▶ **What you will do**:
State how many lines hold the word "Date", with no other words.

▶ **Data supplied**:
·····

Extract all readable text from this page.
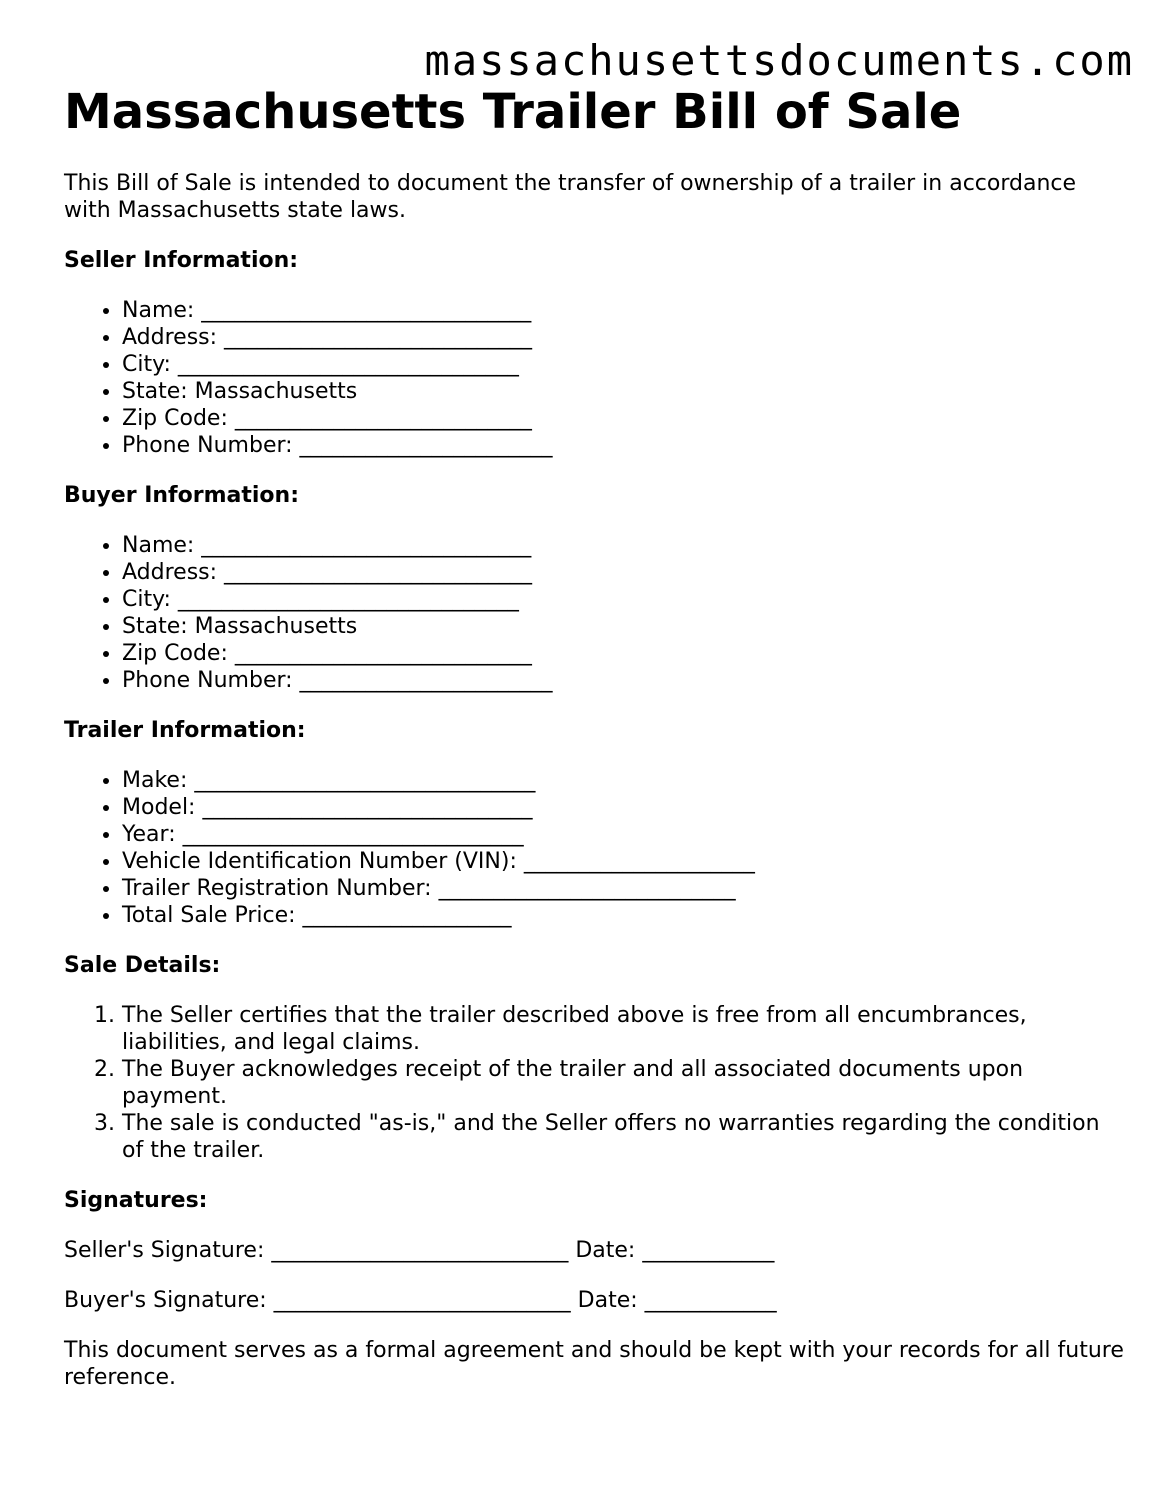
massachusettsdocuments.com
Massachusetts Trailer Bill of Sale

This Bill of Sale is intended to document the transfer of ownership of a trailer in accordance with Massachusetts state laws.

Seller Information:

• Name: ______________________________
• Address: ____________________________
• City: _______________________________
• State: Massachusetts
• Zip Code: ___________________________
• Phone Number: _______________________

Buyer Information:

• Name: ______________________________
• Address: ____________________________
• City: _______________________________
• State: Massachusetts
• Zip Code: ___________________________
• Phone Number: _______________________

Trailer Information:

• Make: _______________________________
• Model: ______________________________
• Year: _______________________________
• Vehicle Identification Number (VIN): _____________________
• Trailer Registration Number: ___________________________
• Total Sale Price: ___________________

Sale Details:

1. The Seller certifies that the trailer described above is free from all encumbrances, liabilities, and legal claims.
2. The Buyer acknowledges receipt of the trailer and all associated documents upon payment.
3. The sale is conducted "as-is," and the Seller offers no warranties regarding the condition of the trailer.

Signatures:

Seller's Signature: ___________________________ Date: ____________

Buyer's Signature: ___________________________ Date: ____________

This document serves as a formal agreement and should be kept with your records for all future reference.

·····

▶ **Finished answer**:
2